(Exercise details) Extract all lines containing "party".

(Data rows)
'''
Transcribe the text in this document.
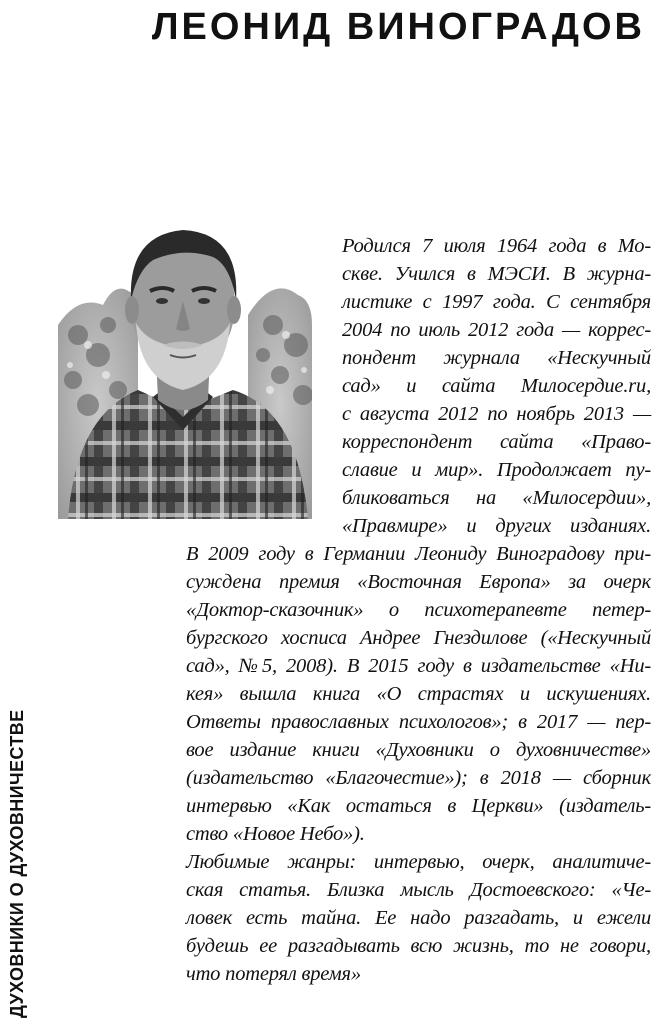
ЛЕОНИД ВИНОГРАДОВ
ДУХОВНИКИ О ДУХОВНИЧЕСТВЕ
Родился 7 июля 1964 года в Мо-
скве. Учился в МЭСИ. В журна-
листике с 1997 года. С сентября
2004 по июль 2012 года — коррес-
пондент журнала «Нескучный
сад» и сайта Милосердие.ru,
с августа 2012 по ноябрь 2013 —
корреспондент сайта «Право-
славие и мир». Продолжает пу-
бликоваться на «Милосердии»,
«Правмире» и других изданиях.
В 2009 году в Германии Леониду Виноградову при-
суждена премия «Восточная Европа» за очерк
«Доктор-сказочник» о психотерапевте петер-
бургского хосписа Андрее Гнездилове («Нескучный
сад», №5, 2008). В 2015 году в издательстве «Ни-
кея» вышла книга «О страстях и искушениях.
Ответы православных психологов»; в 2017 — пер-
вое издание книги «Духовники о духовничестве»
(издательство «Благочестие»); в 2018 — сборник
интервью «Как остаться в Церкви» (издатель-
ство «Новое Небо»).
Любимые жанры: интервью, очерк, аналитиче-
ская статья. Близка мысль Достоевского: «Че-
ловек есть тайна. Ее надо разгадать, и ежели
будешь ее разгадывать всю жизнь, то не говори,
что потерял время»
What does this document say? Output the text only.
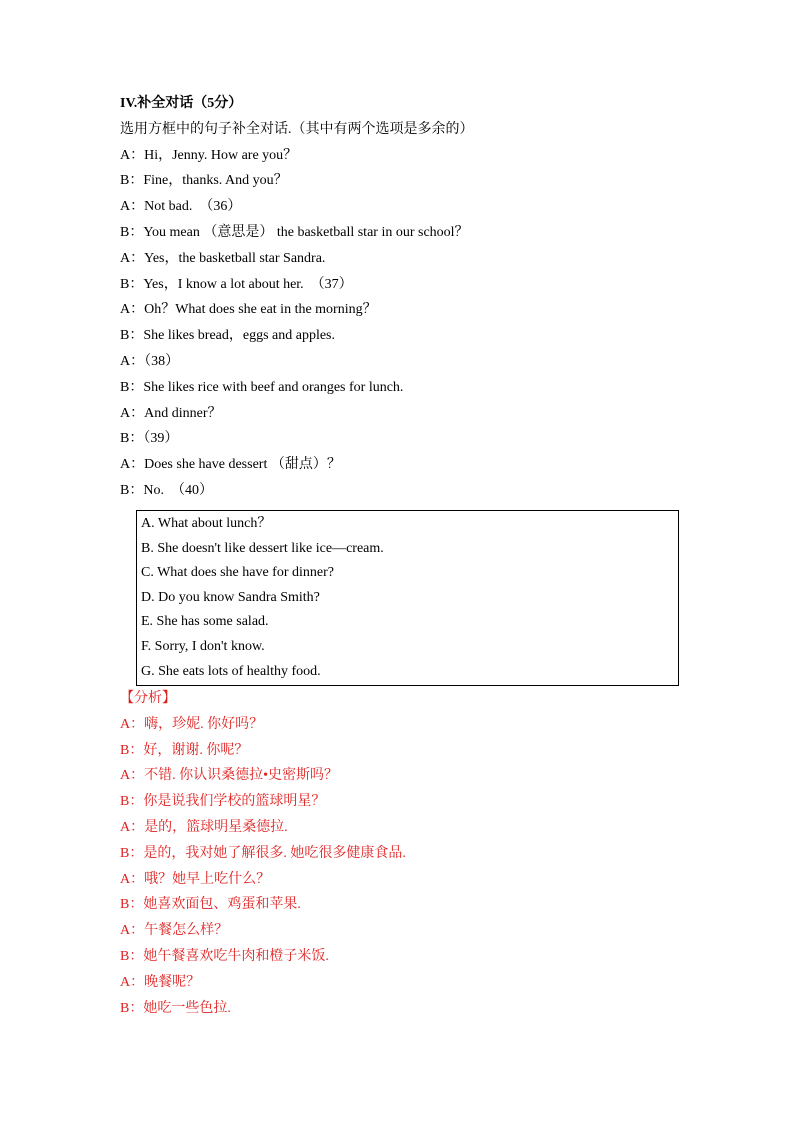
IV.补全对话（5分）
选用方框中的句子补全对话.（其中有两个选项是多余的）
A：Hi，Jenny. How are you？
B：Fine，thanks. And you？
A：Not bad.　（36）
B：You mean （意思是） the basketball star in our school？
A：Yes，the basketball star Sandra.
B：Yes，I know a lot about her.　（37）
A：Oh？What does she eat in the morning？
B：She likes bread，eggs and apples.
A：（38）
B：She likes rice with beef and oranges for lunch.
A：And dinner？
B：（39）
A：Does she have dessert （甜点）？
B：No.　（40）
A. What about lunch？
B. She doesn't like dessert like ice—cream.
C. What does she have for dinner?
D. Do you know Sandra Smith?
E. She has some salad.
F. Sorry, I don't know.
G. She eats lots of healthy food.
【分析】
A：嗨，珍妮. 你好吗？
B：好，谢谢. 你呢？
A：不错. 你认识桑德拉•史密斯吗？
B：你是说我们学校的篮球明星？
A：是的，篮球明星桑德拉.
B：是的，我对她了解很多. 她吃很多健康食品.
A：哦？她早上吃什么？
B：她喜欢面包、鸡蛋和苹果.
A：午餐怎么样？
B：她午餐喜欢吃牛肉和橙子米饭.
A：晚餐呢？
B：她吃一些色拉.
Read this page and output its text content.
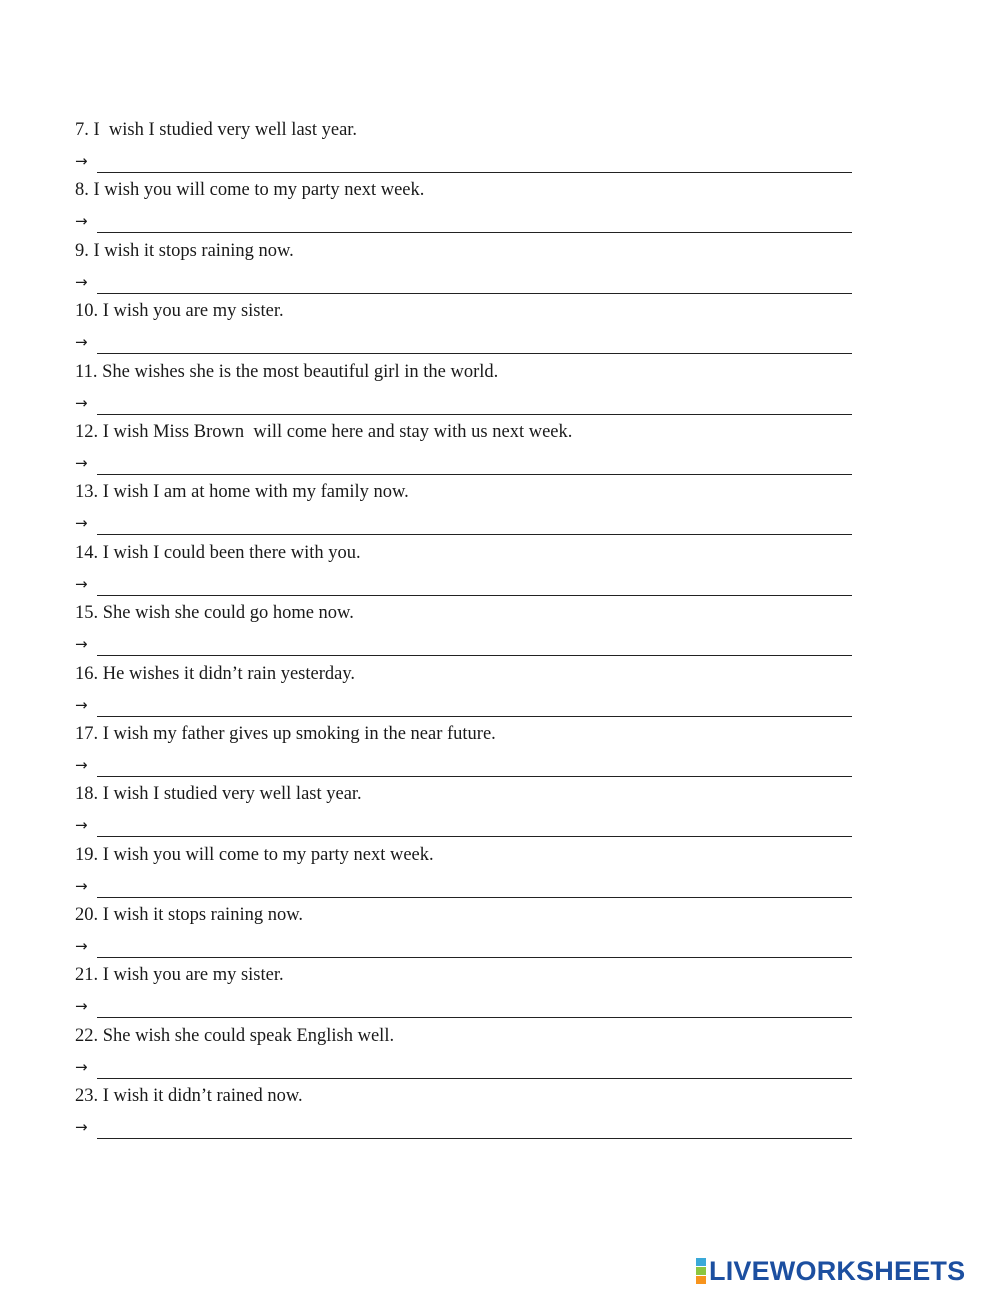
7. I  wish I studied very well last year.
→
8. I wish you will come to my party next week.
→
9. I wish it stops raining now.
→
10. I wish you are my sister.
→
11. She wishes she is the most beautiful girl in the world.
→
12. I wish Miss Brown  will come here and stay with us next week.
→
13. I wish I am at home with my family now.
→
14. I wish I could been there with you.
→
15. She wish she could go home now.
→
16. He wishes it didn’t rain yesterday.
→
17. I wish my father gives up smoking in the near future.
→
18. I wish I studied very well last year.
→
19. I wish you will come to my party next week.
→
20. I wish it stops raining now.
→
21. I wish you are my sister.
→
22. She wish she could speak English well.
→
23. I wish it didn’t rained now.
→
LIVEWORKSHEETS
'''
'''
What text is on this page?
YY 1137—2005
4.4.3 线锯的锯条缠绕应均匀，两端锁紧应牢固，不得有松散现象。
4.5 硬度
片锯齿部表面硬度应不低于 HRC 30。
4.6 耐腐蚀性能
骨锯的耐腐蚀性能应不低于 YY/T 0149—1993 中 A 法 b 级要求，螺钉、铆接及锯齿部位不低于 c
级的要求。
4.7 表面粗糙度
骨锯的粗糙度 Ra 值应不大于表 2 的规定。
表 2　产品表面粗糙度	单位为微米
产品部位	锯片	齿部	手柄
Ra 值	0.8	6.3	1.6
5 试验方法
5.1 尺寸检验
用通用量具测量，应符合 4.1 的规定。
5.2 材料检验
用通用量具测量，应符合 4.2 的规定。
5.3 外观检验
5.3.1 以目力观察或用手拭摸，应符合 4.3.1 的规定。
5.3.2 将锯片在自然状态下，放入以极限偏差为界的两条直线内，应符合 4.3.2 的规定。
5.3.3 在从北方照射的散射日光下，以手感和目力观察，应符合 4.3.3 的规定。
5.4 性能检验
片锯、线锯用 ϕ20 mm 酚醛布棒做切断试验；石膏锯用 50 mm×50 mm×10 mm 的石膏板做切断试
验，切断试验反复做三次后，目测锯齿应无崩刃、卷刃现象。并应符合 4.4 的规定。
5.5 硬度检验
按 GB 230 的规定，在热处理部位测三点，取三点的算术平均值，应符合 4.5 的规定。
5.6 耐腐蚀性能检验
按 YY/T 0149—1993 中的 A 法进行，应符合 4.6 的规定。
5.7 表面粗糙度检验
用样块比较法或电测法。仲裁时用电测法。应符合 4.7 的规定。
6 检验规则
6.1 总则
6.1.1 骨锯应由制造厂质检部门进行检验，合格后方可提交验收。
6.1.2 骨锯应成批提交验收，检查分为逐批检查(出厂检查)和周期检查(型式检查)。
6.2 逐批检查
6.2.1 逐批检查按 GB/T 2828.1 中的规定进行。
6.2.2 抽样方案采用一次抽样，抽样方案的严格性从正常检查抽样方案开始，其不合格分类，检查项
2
'''
'''
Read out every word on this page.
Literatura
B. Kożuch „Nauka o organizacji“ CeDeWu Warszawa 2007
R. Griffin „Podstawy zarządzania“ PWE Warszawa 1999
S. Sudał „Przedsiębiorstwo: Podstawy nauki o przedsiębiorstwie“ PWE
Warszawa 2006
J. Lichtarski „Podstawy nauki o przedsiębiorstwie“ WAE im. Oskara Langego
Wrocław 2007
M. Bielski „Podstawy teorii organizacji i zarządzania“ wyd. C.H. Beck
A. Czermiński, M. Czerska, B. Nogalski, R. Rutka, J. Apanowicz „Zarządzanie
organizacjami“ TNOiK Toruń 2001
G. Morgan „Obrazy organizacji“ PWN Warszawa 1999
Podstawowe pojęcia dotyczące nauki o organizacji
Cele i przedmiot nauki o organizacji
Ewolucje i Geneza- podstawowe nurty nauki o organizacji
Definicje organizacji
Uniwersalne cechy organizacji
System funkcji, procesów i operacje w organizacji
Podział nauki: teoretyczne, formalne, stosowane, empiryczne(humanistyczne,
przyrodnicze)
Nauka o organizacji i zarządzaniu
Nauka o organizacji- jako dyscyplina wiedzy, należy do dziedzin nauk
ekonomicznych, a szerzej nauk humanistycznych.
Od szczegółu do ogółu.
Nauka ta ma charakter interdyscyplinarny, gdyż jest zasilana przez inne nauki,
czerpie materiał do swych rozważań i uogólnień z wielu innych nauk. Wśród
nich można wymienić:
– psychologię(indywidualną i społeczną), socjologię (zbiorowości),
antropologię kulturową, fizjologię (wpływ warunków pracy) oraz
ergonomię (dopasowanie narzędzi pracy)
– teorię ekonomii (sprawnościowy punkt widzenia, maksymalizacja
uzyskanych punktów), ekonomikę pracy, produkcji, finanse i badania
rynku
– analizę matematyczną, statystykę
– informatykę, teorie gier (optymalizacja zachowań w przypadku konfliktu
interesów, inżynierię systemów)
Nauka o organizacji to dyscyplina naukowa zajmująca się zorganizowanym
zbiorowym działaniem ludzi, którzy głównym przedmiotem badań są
'''
(Answer to the problem)
8. I wish you will come to my party next week.
19. I wish you will come to my party next week.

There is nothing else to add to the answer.